- [Task directions]: Write out all entries word for word.

- [Dataset records]:
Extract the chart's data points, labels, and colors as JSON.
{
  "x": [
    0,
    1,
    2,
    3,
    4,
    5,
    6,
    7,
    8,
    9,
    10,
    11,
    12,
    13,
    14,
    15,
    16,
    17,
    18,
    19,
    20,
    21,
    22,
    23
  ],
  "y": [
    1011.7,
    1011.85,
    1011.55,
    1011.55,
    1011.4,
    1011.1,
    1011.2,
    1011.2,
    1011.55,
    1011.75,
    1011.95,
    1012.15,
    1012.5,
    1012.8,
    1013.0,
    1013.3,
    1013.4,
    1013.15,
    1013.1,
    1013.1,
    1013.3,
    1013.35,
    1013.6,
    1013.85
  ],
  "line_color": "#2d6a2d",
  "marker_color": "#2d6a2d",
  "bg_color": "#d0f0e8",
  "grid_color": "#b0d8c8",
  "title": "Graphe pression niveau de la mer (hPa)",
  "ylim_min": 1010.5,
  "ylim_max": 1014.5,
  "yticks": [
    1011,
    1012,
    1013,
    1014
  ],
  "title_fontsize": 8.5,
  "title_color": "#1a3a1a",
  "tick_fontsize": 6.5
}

- [Exercise output]:
Extract the chart's data points, labels, and colors as JSON.
{
  "x": [
    0,
    1,
    2,
    3,
    4,
    5,
    6,
    7,
    8,
    9,
    10,
    11,
    12,
    13,
    14,
    15,
    16,
    17,
    18,
    19,
    20,
    21,
    22,
    23
  ],
  "y": [
    1011.7,
    1011.85,
    1011.55,
    1011.55,
    1011.4,
    1011.1,
    1011.2,
    1011.2,
    1011.55,
    1011.75,
    1011.95,
    1012.15,
    1012.5,
    1012.8,
    1013.0,
    1013.3,
    1013.4,
    1013.15,
    1013.1,
    1013.1,
    1013.3,
    1013.35,
    1013.6,
    1013.85
  ],
  "line_color": "#2d6a2d",
  "marker_color": "#2d6a2d",
  "bg_color": "#d0f0e8",
  "grid_color": "#b0d8c8",
  "title": "Graphe pression niveau de la mer (hPa)",
  "ylim_min": 1010.5,
  "ylim_max": 1014.5,
  "yticks": [
    1011,
    1012,
    1013,
    1014
  ],
  "title_fontsize": 8.5,
  "title_color": "#1a3a1a",
  "tick_fontsize": 6.5
}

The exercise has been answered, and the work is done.